Task directions: Copy out all lines that carry the word "Read".

# start of Stored records

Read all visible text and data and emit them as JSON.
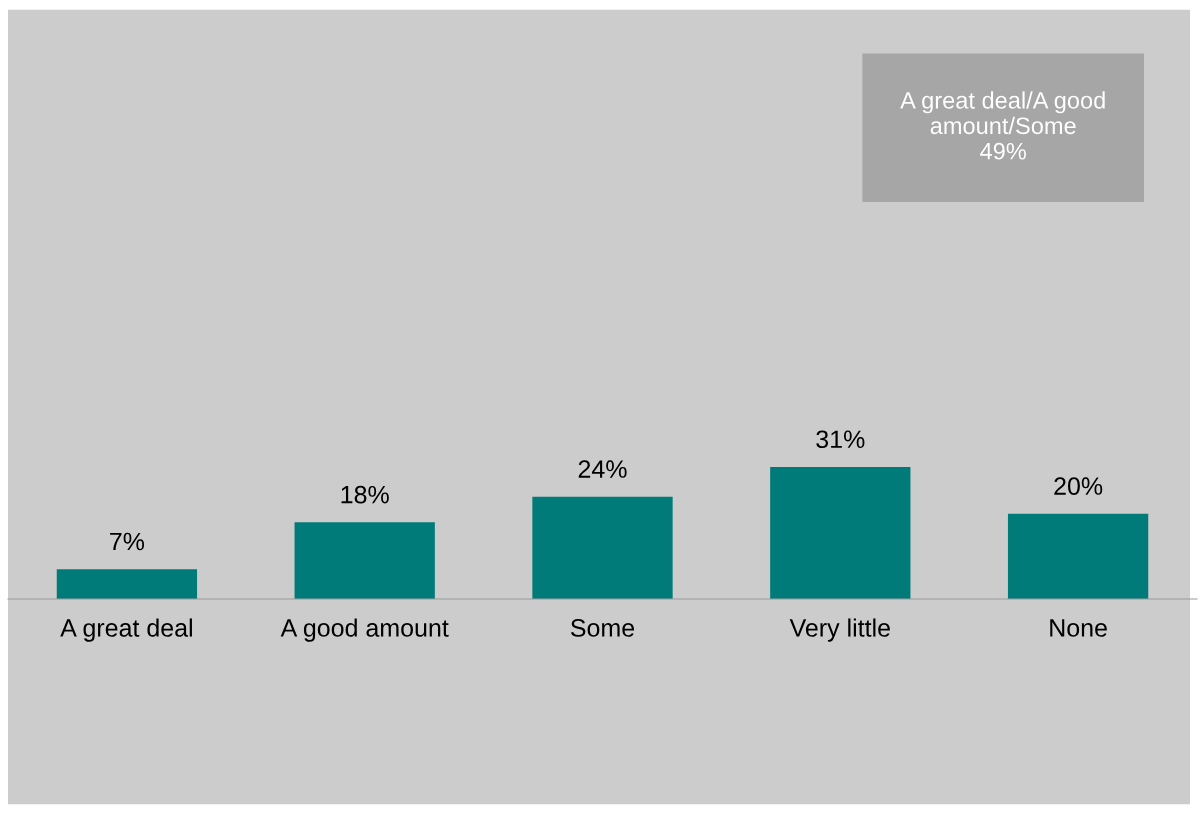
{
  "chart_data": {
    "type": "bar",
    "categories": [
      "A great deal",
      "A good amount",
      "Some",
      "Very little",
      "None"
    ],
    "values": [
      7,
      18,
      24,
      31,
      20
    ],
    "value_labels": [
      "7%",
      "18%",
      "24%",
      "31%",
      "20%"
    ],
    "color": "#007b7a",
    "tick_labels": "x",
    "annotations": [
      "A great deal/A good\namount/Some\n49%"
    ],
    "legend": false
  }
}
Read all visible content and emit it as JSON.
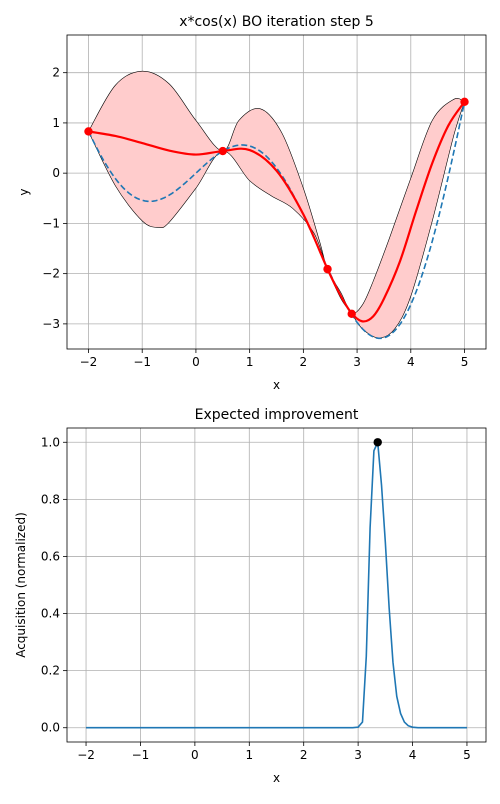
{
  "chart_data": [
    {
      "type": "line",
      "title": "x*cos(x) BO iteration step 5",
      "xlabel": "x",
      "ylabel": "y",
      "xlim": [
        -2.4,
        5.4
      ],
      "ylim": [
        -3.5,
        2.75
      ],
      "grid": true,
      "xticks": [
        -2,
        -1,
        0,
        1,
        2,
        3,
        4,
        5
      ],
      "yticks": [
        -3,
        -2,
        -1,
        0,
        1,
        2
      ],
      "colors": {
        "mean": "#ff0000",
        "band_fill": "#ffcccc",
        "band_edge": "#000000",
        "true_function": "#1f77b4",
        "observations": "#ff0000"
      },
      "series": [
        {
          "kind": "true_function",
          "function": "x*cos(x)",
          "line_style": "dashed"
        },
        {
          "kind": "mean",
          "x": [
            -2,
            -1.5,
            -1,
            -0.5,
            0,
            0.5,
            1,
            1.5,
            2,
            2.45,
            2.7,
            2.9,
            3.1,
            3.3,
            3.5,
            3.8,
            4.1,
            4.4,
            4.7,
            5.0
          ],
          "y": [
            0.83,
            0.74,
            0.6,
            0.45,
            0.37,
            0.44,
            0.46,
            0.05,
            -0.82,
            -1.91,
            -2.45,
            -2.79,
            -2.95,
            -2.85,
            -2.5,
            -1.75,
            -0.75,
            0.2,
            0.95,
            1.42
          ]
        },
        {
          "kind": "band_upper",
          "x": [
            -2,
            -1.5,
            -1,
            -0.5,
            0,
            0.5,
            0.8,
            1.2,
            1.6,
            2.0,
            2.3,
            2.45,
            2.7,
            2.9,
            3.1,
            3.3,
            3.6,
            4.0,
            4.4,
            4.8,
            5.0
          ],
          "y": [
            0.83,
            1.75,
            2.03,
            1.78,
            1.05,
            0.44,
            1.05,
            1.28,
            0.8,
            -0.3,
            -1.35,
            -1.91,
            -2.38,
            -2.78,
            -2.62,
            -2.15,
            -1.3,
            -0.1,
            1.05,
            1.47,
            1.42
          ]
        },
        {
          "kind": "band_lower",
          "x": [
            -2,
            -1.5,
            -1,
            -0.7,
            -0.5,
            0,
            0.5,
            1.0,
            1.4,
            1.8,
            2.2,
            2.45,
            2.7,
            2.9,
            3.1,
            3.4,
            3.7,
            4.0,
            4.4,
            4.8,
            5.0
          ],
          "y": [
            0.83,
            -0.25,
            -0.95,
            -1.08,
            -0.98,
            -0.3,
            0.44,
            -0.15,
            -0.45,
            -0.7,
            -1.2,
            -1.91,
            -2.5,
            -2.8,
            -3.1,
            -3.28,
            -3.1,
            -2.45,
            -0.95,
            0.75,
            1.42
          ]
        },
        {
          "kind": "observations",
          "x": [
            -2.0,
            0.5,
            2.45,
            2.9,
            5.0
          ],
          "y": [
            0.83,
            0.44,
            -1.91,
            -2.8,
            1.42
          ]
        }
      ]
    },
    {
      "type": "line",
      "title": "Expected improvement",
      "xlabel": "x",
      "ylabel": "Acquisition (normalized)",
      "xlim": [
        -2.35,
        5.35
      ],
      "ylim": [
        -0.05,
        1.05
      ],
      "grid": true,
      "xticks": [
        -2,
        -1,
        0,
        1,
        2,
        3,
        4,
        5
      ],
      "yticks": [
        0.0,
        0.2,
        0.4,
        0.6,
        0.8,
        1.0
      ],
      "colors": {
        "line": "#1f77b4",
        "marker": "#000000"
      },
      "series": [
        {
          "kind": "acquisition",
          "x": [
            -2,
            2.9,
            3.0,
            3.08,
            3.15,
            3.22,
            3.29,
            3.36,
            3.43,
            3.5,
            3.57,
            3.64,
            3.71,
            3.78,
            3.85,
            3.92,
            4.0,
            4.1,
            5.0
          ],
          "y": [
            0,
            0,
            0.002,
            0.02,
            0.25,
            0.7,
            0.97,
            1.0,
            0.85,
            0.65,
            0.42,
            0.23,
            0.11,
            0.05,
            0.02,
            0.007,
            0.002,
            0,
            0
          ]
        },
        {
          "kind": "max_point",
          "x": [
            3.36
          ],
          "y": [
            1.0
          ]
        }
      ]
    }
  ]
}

# end of Stored records

Answer to the exercise:
Read all visible text and data and emit them as JSON.
Read all visible content and emit it as JSON.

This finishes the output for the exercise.